**READING TEXT:**
↓↓↓
The U.S. Constitution provides for three — not two — branches of government to provide those checks and balances. Jeffries blamed the Supreme Court for not controlling Trump’s Executive Branch excesses, yet, it’s the Legislative Branch that has failed to “cross the aisle” to reach compromise. Since at least 2008, Republicans and Democrats have failed to work together to solve our major problems, ranging from immigration to undeclared wars to uncontrolled deficit spending.

As President Lincoln said, “A house divided against itself cannot stand.”

Anthony Parrish,

Coconut Grove

Safety rules

Florida passed new laws, effective Jan. 1, to improve safety on all new rail crossing construction. All of these new safety features are needed along the whole route of Brightline’s high-speed train, from Miami to Orlando.

These new safety standards should be used to upgrade not only all the existing parts in Florida, but also should apply nationally to high-speed trains like Brightline West, between California and Nevada, now under construction.

Thomas Stephen Ladomirak,

Fort Pierce

Curse of the bye?

With three of the four College Football Playoff teams receiving a bye this year — and all four receiving a bye last year — failing to make the semifinals, the theory that a bye is the kiss of death due to lack of repeats will be furthered.

Another possibility is that the ranking system is badly flawed. This year and last, lower ranked teams (most spectacularly, the UM Hurricanes) have shown with their play where they should have been ranked. Notre Dame, while seeming just poor losers in the present scheme, are perhaps correct that a better system would have included them.

Conference champions not ranked in the top 16 should probably be excluded to allow teams which are in the top 12, like Notre Dame, to show where they should be ranked where it matters — on the field.

Martin Motes,

Redland

Stopped clock

In 60 seconds, 57 years of exemplary, journalistic integrity and impartiality quietly walked off the set of the CBS newsmagazine show “60 Minutes.” With one compliant editor-in-chief’s decision, the famous stopwatch turned from truth to silence.
↑↑↑
**DATASET RECORDS:**
↓↓↓
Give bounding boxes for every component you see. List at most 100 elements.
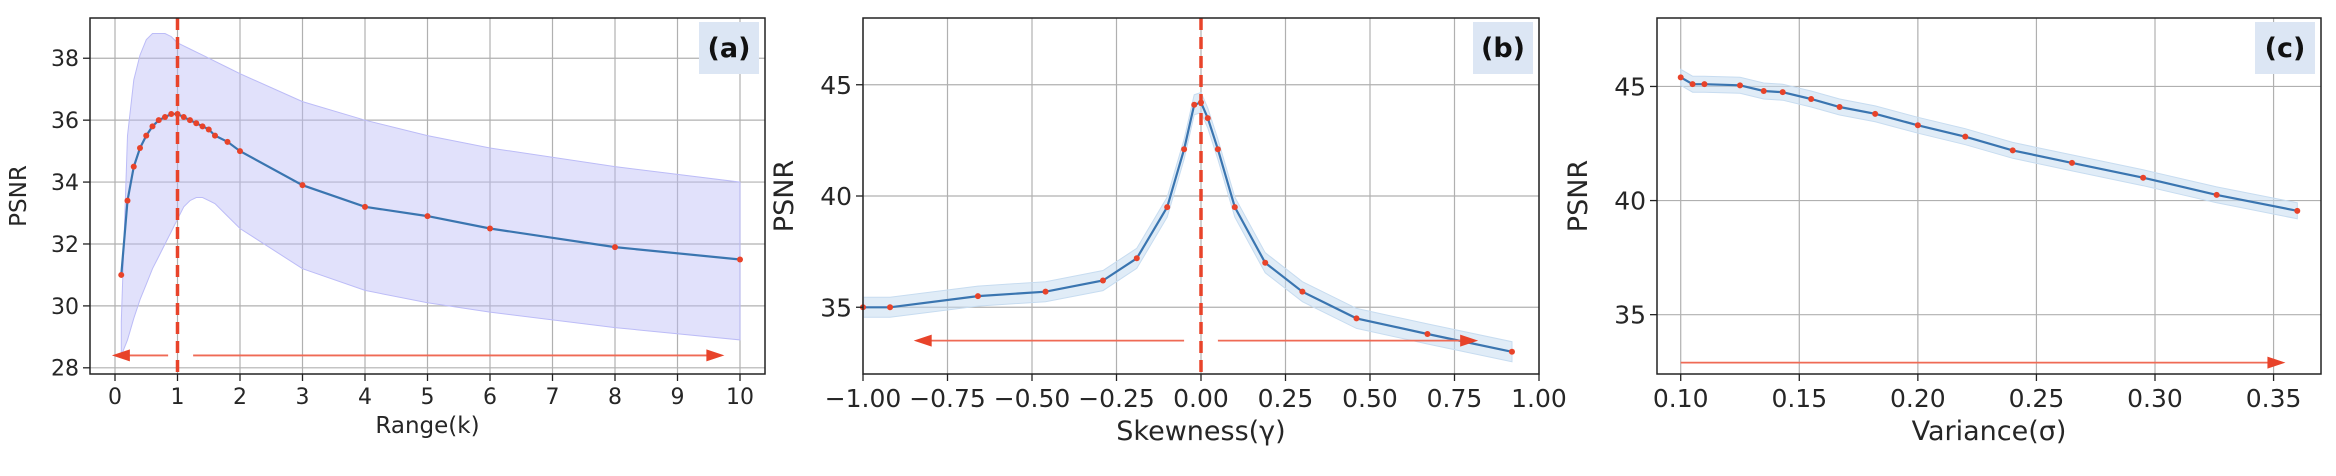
↑↑↑
↓↓↓
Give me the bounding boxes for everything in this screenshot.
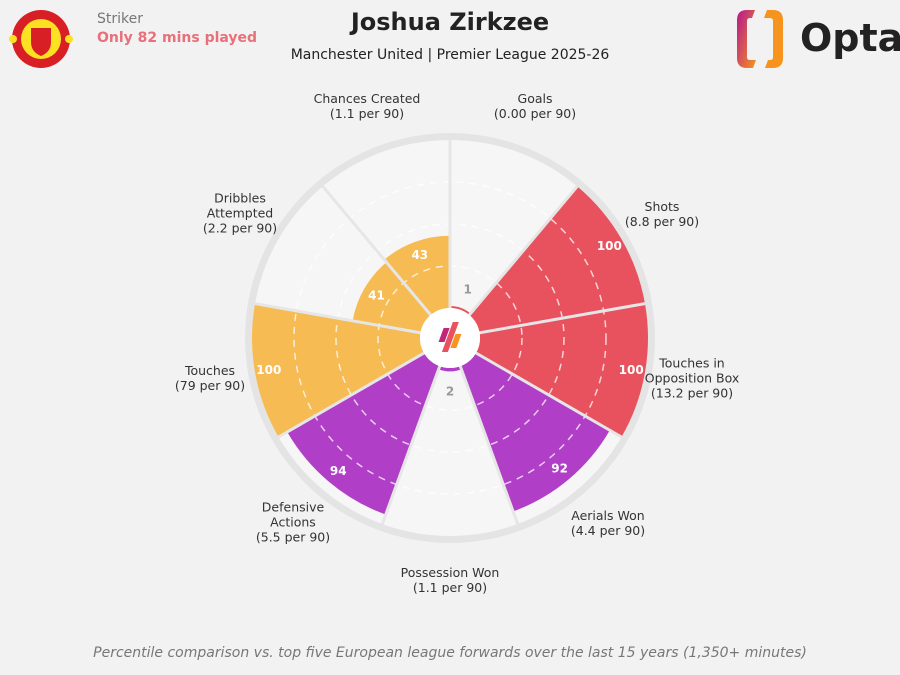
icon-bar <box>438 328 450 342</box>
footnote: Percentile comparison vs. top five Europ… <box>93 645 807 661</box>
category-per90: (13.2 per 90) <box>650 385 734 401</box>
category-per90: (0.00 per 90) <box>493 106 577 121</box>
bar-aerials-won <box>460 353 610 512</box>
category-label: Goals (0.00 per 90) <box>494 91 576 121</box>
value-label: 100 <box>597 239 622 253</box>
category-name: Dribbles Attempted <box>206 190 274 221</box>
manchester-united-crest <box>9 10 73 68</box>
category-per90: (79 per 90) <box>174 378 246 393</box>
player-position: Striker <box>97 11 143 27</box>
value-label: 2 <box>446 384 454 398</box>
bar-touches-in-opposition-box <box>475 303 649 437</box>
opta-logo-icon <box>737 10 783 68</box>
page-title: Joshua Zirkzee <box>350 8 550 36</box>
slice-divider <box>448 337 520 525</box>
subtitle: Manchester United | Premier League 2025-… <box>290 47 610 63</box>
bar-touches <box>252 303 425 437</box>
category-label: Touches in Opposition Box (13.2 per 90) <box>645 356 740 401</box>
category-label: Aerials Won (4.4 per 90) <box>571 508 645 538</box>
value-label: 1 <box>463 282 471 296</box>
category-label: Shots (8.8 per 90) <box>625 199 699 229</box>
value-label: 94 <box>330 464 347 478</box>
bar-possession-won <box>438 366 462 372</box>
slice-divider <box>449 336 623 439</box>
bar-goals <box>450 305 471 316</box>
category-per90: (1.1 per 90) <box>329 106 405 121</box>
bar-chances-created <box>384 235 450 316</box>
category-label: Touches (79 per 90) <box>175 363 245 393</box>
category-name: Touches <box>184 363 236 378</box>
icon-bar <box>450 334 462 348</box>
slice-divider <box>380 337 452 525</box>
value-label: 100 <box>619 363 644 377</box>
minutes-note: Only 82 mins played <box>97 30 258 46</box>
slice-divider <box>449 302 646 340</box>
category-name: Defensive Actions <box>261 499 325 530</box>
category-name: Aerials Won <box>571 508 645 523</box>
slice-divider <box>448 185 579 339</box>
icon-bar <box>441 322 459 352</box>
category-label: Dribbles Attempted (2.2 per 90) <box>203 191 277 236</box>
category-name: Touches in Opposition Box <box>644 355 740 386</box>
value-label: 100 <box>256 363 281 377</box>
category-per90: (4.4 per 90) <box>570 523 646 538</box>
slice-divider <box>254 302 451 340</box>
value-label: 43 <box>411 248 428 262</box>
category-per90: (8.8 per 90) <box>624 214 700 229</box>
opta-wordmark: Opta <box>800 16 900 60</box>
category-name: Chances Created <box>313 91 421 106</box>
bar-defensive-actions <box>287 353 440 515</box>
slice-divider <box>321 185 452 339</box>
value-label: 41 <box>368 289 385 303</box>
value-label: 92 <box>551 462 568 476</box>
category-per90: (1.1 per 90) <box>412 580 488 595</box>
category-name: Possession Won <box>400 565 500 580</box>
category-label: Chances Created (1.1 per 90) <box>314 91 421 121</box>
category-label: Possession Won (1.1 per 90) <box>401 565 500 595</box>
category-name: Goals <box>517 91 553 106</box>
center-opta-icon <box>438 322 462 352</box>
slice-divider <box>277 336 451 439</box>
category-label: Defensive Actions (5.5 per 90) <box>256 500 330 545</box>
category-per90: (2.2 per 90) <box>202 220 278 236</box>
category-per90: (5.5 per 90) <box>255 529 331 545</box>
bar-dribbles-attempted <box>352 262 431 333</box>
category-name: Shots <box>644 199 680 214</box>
↑↑↑
**EXERCISE 1:** According to the letters to the editor, on what date did Florida's new rail crossing safety laws take effect?
**EXERCISE 2:** Return everything in the rows from the line containing "Give me the" down to the line containing "bar-touches-in-opposition-box <box>475 303", and leave out the pictures.
The letters to the editor and the rows have no connection to each other.

**EXERCISE RESULT 1:** Jan. 1

**EXERCISE RESULT 2:**
Give me the bounding boxes for everything in this screenshot.
icon-bar <box>438 328 450 342</box>
footnote: Percentile comparison vs. top five Europ… <box>93 645 807 661</box>
category-per90: (13.2 per 90) <box>650 385 734 401</box>
category-per90: (0.00 per 90) <box>493 106 577 121</box>
bar-aerials-won <box>460 353 610 512</box>
category-label: Goals (0.00 per 90) <box>494 91 576 121</box>
value-label: 100 <box>597 239 622 253</box>
category-name: Dribbles Attempted <box>206 190 274 221</box>
manchester-united-crest <box>9 10 73 68</box>
category-per90: (79 per 90) <box>174 378 246 393</box>
player-position: Striker <box>97 11 143 27</box>
value-label: 2 <box>446 384 454 398</box>
bar-touches-in-opposition-box <box>475 303 649 437</box>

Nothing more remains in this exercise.